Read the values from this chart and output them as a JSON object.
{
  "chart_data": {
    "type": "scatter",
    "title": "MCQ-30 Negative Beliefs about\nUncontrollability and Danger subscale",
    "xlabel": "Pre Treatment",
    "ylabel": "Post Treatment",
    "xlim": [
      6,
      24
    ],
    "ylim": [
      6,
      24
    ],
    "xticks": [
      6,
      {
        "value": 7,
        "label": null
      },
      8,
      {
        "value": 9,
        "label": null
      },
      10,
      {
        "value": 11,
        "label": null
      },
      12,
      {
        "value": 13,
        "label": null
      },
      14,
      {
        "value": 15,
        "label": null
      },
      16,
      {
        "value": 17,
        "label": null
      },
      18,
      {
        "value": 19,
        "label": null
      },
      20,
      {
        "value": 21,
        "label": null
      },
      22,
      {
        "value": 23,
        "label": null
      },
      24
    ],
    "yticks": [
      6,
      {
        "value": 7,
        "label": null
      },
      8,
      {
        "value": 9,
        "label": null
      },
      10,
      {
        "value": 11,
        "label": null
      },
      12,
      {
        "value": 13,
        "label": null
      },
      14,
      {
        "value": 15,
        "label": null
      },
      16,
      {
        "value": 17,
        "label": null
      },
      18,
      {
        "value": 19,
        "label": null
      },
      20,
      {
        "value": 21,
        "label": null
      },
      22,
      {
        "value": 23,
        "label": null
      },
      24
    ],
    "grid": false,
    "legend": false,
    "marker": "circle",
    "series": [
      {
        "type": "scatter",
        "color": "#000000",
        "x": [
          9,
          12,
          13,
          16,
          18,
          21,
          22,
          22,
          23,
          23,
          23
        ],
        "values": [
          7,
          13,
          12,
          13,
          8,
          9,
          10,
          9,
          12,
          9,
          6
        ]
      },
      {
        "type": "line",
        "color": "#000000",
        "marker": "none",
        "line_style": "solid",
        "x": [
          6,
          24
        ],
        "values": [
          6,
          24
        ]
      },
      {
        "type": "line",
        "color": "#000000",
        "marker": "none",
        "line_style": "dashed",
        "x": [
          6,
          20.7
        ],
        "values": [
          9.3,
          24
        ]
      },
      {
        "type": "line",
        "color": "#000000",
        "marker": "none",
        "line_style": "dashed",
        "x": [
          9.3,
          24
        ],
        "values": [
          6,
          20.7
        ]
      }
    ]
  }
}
__________________________________________________
▶ _BRIEF_
Tally how many lines of the records hold the word "Treatment". Answer with the number only.

▶ _TASK RESULT_
2